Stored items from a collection
-----

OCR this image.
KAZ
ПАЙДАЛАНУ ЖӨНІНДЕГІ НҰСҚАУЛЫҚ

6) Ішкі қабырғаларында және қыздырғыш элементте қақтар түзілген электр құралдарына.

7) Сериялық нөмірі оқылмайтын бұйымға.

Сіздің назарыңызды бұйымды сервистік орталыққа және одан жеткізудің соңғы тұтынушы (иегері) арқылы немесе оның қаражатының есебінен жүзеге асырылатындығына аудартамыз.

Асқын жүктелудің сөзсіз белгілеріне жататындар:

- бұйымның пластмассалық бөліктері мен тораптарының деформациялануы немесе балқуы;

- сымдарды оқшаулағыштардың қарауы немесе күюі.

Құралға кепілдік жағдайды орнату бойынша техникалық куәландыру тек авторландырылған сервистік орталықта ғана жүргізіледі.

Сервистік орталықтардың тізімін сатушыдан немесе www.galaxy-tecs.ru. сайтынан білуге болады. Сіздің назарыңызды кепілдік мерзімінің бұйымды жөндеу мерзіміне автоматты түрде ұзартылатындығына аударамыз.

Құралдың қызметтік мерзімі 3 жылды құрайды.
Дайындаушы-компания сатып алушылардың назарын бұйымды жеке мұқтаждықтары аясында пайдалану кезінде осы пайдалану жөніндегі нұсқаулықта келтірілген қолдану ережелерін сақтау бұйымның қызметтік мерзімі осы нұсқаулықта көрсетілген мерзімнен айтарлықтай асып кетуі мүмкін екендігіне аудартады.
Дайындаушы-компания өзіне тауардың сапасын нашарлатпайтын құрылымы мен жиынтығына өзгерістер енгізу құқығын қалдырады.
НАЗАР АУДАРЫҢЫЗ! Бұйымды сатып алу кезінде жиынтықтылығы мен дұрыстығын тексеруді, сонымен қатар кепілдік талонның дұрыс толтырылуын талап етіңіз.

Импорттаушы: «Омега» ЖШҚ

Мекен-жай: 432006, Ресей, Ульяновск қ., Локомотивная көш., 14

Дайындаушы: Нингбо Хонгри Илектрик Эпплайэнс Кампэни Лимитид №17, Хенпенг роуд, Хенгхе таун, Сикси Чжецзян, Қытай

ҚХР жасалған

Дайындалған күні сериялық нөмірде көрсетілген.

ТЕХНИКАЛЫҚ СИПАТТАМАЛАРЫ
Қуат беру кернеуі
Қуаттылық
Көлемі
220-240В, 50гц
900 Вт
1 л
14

-----

What you should do » Search the lines for the word "және" and report how many contain it, by number only.

Output for this task » 2